• DIRECTION
Find the word "Spread" in the listing; pull out each line holding it.
• • • •
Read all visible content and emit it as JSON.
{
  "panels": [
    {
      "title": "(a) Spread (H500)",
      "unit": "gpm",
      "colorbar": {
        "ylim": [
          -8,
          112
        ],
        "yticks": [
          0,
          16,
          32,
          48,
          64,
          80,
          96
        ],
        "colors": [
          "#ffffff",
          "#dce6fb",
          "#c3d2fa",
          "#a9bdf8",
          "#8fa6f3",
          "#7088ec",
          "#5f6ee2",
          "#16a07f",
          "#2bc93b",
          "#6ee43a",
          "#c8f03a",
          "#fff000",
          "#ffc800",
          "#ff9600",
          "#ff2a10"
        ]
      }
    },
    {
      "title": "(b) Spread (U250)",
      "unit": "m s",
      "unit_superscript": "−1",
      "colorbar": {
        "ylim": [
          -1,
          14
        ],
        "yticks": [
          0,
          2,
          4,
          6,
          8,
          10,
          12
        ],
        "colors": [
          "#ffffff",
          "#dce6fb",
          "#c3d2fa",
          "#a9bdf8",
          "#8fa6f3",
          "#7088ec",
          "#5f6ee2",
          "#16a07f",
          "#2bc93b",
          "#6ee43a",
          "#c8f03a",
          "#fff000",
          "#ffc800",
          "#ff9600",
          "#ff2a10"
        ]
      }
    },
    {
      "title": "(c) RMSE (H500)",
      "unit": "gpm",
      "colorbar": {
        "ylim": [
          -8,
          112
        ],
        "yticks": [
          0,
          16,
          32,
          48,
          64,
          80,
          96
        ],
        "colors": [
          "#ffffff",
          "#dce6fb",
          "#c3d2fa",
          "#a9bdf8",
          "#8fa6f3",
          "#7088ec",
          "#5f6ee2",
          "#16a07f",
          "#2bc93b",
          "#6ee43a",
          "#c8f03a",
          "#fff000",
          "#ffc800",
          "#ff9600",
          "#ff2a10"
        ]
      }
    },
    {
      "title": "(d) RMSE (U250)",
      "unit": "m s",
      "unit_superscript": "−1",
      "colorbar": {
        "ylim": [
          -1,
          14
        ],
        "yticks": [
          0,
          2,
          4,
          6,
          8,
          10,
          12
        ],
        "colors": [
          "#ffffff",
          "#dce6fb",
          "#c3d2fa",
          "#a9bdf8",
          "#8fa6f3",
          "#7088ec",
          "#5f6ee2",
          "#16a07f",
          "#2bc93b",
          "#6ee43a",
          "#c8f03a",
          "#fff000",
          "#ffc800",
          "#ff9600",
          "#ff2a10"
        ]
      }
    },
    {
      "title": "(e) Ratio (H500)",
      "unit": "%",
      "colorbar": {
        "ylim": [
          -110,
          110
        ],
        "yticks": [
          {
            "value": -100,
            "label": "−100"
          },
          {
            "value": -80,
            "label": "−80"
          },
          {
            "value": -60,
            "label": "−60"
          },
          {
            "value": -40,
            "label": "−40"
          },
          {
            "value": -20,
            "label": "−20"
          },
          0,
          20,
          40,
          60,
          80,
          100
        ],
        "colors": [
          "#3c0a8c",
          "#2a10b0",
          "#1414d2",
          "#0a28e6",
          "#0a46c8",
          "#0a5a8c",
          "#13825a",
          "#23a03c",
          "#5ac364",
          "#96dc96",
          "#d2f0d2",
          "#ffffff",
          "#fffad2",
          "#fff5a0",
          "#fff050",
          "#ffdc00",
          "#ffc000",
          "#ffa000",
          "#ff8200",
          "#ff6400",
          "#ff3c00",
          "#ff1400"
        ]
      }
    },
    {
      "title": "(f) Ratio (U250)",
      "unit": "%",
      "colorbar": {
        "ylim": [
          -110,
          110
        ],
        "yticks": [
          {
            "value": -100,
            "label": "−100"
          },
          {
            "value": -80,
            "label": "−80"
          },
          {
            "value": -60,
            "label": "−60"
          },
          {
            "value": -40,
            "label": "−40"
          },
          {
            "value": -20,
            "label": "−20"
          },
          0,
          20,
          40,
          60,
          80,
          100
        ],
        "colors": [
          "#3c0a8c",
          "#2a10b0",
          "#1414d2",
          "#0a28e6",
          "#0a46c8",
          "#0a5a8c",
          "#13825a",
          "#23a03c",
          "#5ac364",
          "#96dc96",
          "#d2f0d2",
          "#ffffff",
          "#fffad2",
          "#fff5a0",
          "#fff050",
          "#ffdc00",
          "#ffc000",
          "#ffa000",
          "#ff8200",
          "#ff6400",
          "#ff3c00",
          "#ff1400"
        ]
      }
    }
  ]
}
• • • •
• RESULT OF THIS EXERCISE
      "title": "(a) Spread (H500)",
      "title": "(b) Spread (U250)",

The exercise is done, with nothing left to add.